_Dataset entries_.
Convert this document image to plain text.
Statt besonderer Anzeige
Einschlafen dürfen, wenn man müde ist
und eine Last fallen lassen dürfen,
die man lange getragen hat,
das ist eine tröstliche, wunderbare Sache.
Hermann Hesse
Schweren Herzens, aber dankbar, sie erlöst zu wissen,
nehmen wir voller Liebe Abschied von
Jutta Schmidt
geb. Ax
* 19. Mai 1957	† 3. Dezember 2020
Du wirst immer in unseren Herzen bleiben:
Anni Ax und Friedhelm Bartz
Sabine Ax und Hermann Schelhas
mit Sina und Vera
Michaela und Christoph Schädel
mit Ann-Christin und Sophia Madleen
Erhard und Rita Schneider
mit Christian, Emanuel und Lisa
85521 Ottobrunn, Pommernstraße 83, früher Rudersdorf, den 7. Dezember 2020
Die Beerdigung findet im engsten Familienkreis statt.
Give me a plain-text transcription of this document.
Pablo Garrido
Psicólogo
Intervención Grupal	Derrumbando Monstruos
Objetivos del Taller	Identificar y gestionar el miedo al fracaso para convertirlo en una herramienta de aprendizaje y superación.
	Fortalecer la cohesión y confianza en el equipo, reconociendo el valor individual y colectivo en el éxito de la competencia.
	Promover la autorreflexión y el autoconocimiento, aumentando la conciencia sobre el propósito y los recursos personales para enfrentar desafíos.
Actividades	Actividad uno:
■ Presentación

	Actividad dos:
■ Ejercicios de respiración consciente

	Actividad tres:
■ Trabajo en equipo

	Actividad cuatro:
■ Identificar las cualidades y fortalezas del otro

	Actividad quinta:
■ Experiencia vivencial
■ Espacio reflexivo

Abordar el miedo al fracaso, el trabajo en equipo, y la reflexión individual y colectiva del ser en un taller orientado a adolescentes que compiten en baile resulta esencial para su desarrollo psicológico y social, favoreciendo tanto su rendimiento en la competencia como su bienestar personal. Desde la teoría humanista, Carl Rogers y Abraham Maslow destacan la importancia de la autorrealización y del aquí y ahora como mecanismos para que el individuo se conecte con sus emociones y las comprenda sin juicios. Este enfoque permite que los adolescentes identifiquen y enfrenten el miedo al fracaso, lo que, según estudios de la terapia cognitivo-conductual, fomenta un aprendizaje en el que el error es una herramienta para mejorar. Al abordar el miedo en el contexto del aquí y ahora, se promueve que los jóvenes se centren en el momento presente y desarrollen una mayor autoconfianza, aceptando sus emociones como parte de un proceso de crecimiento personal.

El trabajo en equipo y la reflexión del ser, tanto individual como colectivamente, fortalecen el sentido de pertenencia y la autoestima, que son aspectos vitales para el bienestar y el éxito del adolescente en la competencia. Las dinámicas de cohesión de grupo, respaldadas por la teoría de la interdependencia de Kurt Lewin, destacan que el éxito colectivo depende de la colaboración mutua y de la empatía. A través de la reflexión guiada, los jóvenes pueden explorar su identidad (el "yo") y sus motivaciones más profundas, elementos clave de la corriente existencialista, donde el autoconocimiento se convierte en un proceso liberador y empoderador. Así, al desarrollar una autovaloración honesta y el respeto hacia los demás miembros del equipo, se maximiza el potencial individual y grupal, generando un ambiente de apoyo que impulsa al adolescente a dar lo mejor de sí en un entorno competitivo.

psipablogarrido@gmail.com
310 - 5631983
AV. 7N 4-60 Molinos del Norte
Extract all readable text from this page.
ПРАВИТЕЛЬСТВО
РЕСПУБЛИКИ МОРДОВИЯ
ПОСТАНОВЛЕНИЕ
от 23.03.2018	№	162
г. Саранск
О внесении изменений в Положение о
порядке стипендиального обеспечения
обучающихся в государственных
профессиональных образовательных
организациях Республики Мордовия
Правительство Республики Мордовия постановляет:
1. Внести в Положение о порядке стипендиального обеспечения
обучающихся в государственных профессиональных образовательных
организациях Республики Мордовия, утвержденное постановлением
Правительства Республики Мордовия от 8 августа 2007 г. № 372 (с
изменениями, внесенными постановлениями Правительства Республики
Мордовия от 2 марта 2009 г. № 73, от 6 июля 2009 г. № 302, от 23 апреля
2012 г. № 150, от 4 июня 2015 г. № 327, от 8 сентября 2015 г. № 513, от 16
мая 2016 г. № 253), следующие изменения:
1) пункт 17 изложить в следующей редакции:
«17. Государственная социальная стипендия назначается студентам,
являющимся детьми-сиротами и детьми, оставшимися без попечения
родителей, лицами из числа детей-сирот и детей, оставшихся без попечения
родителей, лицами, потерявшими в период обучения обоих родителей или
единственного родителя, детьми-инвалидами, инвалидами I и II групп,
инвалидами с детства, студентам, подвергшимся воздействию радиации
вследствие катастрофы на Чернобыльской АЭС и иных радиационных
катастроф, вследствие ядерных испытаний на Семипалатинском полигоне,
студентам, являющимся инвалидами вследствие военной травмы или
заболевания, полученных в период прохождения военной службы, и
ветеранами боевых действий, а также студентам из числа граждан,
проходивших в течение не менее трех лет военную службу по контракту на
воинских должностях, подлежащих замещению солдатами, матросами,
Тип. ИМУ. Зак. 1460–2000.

_Task description_.
Look through the entries above for the word "числа". Copy every line where it shows up.

_Response below_.
родителей, лицами из числа детей-сирот и детей, оставшихся без попечения
ветеранами боевых действий, а также студентам из числа граждан,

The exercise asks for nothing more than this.